Copy each entry as it stands, leaving nothing out.

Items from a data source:
----
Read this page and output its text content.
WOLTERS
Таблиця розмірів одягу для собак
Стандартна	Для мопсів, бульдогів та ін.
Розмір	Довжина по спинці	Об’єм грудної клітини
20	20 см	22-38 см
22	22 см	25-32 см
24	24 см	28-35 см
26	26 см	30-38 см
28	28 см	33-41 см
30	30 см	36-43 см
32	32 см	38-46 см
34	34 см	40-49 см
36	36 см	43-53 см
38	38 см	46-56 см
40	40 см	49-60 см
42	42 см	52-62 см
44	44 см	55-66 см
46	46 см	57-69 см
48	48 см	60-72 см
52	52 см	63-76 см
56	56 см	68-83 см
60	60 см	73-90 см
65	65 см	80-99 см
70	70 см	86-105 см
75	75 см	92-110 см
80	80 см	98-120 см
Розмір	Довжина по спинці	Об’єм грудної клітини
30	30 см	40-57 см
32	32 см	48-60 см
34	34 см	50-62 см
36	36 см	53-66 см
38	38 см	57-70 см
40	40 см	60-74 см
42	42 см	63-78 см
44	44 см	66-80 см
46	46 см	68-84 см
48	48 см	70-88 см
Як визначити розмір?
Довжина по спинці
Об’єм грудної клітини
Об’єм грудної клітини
----
• Response to the task:
Read this page and output its text content.
WOLTERS
Таблиця розмірів одягу для собак
Стандартна	Для мопсів, бульдогів та ін.
Розмір	Довжина по спинці	Об’єм грудної клітини
20	20 см	22-38 см
22	22 см	25-32 см
24	24 см	28-35 см
26	26 см	30-38 см
28	28 см	33-41 см
30	30 см	36-43 см
32	32 см	38-46 см
34	34 см	40-49 см
36	36 см	43-53 см
38	38 см	46-56 см
40	40 см	49-60 см
42	42 см	52-62 см
44	44 см	55-66 см
46	46 см	57-69 см
48	48 см	60-72 см
52	52 см	63-76 см
56	56 см	68-83 см
60	60 см	73-90 см
65	65 см	80-99 см
70	70 см	86-105 см
75	75 см	92-110 см
80	80 см	98-120 см
Розмір	Довжина по спинці	Об’єм грудної клітини
30	30 см	40-57 см
32	32 см	48-60 см
34	34 см	50-62 см
36	36 см	53-66 см
38	38 см	57-70 см
40	40 см	60-74 см
42	42 см	63-78 см
44	44 см	66-80 см
46	46 см	68-84 см
48	48 см	70-88 см
Як визначити розмір?
Довжина по спинці
Об’єм грудної клітини
Об’єм грудної клітини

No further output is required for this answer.